• _INSTRUCTIONS TO FOLLOW_
Extract the lines that hold the string "desc".

-- start RECORDS SHOWN --

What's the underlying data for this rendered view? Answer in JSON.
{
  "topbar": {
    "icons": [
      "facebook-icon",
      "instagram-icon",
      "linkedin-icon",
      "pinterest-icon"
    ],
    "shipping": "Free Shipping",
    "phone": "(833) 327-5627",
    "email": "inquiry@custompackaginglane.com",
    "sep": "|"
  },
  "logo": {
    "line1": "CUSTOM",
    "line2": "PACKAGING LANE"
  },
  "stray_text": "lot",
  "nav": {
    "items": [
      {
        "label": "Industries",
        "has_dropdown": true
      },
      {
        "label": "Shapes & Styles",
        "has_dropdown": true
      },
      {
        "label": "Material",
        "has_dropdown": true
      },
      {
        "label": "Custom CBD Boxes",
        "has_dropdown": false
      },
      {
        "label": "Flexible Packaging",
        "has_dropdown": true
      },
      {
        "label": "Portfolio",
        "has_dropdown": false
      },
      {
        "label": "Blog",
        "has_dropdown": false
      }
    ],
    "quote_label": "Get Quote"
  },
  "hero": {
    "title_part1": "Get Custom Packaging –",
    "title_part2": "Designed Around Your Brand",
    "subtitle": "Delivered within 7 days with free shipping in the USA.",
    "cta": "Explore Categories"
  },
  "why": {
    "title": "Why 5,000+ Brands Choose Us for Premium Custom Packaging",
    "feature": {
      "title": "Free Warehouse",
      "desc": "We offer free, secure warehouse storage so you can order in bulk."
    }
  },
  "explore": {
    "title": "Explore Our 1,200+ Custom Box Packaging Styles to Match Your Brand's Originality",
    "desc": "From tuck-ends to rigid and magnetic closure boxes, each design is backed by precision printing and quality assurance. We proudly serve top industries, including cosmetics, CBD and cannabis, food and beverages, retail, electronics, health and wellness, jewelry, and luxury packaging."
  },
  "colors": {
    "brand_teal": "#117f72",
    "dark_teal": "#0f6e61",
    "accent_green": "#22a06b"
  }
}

-- end RECORDS SHOWN --

• _CORRECT ANSWER_
      "desc": "We offer free, secure warehouse storage so you can order in bulk."
    "desc": "From tuck-ends to rigid and magnetic closure boxes, each design is backed by precision printing and quality assurance. We proudly serve top industries, including cosmetics, CBD and cannabis, food and beverages, retail, electronics, health and wellness, jewelry, and luxury packaging."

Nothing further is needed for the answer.